Stored items:
++++++++++++++++++++
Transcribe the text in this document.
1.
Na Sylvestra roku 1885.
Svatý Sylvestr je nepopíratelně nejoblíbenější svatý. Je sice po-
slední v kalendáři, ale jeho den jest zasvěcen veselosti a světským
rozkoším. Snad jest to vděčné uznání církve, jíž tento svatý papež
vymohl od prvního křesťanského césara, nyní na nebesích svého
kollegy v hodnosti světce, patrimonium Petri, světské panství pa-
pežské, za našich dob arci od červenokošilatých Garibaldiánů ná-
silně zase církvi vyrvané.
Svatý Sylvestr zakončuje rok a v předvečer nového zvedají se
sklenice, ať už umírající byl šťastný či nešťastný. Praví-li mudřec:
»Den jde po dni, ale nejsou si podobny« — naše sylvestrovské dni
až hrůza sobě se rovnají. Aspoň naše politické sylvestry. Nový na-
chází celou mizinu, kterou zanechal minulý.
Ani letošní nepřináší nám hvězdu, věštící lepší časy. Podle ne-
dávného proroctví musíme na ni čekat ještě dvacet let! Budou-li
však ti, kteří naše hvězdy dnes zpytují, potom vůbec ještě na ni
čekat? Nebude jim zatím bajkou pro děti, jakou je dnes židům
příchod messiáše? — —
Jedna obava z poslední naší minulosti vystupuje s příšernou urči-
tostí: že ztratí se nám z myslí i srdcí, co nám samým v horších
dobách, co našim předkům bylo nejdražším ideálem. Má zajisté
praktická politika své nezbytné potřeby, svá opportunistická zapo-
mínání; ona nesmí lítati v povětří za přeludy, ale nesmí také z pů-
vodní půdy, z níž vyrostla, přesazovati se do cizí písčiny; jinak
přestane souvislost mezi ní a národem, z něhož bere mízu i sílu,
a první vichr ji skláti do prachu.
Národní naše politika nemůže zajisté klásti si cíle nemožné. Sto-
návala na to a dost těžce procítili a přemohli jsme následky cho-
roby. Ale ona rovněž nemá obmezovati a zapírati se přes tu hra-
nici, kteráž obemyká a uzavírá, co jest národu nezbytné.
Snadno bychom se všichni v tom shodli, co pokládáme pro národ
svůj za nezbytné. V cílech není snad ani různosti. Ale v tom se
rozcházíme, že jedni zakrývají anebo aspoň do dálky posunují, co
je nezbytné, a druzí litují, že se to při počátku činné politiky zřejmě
++++++++++++++++++++
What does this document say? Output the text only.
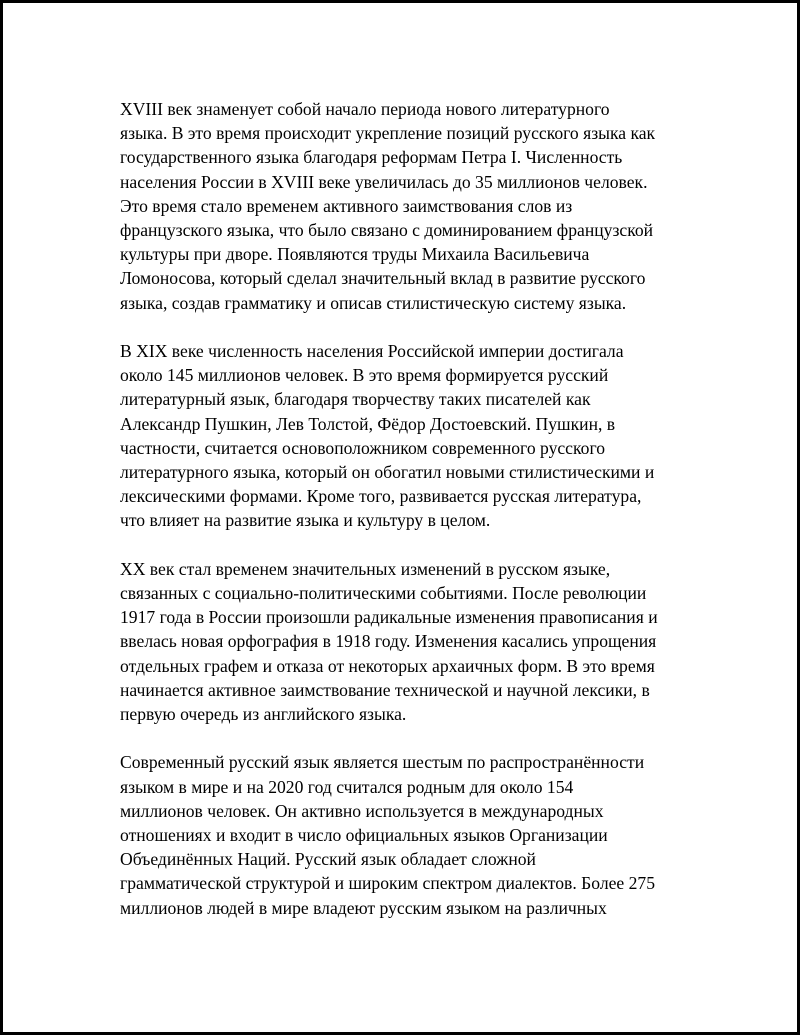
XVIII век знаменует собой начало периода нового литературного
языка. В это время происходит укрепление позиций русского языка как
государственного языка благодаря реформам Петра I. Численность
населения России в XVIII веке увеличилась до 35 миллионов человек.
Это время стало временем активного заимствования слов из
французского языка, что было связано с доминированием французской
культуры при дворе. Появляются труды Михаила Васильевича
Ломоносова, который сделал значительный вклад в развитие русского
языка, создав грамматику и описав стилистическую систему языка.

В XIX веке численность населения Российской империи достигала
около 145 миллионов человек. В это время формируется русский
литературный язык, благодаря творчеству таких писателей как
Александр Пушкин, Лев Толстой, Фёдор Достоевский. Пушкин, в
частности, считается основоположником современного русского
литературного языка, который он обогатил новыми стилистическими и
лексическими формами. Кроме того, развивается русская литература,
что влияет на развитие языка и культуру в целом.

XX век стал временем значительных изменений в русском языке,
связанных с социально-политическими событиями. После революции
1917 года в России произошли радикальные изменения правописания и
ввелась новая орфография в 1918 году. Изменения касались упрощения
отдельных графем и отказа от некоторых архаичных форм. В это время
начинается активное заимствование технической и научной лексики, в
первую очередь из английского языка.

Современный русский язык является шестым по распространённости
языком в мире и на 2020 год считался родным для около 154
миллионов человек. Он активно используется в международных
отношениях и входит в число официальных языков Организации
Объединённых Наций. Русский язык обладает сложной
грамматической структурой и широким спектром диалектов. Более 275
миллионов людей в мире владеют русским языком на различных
++++++++++++++++++++
▶ **WORK TO COMPLETE**
Some lines of the data above may hold the word "politika"; report how many do, and nothing else.

▶ **RESULT BELOW**
2